Objective: Report only the number of lines in the records that contain the word "from".

___ Data to use

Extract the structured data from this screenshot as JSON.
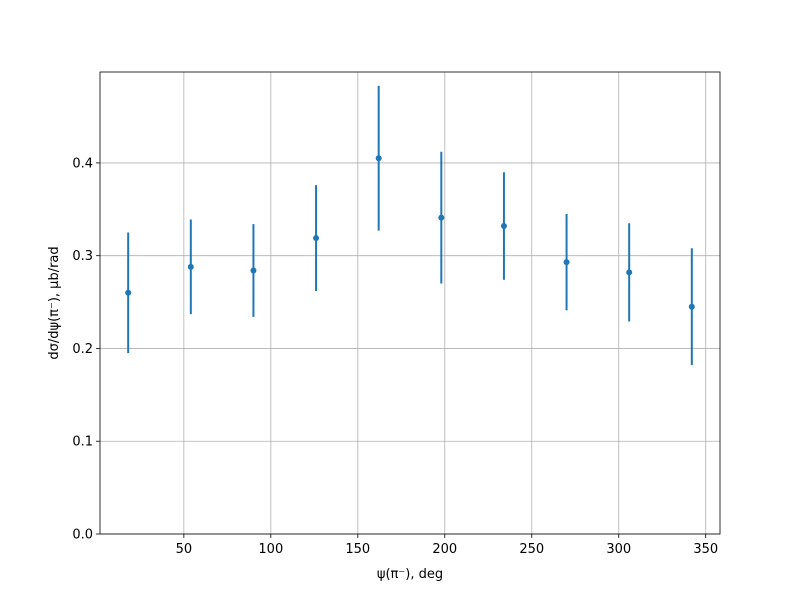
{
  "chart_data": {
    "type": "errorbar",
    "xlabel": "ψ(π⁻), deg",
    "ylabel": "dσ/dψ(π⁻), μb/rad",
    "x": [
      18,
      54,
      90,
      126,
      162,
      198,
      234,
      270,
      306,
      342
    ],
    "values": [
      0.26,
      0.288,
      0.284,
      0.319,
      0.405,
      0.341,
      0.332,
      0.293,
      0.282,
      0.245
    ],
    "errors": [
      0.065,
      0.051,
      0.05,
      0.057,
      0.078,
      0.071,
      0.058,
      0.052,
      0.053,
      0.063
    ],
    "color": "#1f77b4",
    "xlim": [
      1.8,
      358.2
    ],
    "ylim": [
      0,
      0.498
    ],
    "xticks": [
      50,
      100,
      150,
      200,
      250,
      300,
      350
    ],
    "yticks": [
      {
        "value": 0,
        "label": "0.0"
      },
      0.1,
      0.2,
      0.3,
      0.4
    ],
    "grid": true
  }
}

______
___ Data to use

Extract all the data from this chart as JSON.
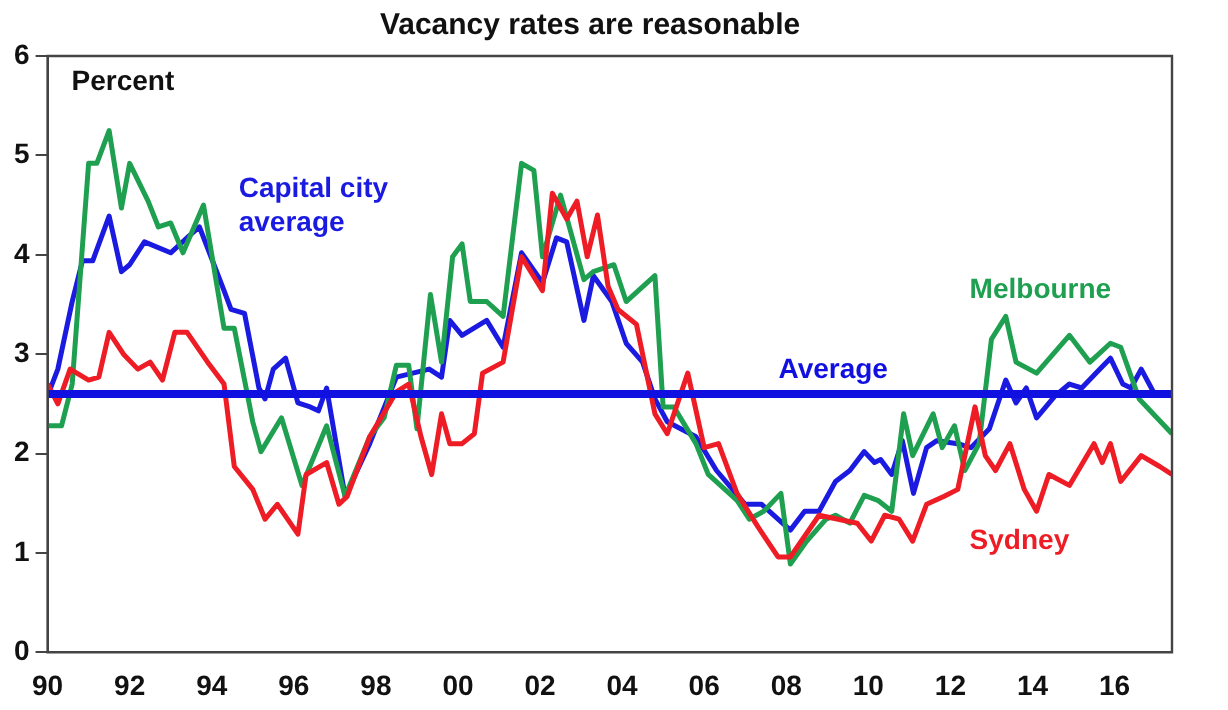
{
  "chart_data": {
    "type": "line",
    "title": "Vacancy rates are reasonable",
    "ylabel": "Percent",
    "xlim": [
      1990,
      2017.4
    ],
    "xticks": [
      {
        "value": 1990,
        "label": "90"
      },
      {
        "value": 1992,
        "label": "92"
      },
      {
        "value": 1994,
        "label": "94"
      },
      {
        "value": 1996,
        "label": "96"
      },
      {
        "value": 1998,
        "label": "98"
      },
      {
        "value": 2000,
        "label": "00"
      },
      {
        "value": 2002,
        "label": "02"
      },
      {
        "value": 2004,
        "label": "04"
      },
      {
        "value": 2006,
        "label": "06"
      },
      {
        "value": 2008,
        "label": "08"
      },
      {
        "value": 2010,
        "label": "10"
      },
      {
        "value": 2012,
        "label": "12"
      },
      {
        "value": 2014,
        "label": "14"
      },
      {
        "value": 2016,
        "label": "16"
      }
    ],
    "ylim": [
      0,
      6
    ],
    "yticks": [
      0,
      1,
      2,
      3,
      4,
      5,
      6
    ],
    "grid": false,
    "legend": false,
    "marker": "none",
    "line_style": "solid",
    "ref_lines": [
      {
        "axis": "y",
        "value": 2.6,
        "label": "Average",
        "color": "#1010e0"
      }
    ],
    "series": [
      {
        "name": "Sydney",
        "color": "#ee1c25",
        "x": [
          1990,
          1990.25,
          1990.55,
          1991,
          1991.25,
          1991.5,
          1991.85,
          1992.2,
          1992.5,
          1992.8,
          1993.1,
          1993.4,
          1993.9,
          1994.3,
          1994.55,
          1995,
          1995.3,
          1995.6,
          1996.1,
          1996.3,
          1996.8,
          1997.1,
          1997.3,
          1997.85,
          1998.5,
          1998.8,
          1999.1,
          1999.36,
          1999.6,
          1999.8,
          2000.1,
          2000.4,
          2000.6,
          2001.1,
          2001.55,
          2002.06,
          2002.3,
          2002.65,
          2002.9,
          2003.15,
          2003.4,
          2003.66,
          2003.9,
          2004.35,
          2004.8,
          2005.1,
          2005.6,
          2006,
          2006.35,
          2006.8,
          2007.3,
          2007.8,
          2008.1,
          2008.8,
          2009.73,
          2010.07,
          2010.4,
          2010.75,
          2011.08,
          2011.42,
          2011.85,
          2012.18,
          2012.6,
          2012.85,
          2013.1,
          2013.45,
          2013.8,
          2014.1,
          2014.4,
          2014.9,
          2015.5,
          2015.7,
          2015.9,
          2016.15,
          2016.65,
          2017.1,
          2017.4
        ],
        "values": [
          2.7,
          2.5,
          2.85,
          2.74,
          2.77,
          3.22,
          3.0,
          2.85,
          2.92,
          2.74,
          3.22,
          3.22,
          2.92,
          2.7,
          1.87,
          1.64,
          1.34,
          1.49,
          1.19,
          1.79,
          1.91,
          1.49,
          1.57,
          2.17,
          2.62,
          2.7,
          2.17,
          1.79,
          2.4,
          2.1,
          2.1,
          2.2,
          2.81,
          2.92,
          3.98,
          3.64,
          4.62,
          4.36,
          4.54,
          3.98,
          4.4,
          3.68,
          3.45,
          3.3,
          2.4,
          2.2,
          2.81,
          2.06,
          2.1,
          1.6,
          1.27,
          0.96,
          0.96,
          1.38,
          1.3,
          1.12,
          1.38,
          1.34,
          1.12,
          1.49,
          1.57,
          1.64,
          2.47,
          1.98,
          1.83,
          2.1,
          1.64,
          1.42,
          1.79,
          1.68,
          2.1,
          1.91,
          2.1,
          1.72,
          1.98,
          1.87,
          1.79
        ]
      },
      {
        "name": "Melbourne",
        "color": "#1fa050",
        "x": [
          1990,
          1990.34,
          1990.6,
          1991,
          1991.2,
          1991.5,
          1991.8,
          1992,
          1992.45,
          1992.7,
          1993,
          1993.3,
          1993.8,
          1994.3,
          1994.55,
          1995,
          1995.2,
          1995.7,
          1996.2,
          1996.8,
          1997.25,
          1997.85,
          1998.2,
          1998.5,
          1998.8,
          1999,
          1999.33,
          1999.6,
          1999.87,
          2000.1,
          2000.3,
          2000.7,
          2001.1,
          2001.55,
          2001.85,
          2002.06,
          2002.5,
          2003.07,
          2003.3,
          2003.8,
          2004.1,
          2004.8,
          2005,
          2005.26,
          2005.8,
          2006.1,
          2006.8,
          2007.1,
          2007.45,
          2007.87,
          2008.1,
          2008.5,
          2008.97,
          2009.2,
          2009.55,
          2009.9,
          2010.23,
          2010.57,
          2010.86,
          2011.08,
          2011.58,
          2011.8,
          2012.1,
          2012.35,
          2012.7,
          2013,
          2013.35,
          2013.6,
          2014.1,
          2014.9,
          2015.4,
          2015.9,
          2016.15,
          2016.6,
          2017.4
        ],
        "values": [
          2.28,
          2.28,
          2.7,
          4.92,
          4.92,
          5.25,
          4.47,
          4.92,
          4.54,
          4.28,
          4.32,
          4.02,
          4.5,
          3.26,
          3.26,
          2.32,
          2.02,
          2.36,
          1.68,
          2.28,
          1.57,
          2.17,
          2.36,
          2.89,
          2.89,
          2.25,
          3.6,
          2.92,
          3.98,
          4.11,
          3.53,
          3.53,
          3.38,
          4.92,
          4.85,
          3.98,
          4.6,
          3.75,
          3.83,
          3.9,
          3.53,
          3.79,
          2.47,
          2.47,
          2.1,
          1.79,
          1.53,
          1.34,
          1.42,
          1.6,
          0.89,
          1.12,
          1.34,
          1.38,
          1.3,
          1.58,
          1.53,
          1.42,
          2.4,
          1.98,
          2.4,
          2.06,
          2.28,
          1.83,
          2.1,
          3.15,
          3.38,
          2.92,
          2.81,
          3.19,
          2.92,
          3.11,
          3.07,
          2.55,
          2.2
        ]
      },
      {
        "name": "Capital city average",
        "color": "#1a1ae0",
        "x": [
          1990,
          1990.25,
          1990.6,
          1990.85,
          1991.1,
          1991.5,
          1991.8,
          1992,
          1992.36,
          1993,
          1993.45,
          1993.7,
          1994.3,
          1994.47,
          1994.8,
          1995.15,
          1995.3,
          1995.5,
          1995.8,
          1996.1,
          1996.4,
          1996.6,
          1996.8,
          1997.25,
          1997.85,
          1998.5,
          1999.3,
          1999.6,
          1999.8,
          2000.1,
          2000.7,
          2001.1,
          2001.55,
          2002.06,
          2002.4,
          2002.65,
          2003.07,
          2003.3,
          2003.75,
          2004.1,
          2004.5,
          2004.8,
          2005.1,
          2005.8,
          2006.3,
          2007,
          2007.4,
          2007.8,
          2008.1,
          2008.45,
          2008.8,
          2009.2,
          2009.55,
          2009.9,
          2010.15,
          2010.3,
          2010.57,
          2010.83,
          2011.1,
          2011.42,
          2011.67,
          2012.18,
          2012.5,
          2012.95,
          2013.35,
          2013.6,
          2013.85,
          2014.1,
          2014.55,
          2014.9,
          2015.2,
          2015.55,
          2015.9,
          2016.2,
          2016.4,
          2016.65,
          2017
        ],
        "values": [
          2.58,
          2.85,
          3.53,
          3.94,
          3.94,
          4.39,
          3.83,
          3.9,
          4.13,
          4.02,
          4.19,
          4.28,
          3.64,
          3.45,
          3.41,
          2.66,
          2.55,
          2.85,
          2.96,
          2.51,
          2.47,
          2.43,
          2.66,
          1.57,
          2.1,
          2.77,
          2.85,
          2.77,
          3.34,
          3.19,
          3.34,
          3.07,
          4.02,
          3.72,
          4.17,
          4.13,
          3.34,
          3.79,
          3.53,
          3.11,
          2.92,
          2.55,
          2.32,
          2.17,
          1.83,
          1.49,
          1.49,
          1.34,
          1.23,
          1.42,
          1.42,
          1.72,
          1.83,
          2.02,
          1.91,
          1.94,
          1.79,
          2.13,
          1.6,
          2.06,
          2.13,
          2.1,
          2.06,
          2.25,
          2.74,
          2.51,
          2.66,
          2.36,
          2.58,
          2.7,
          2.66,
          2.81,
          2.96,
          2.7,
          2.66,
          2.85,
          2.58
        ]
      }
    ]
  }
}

______

Finished answer: 2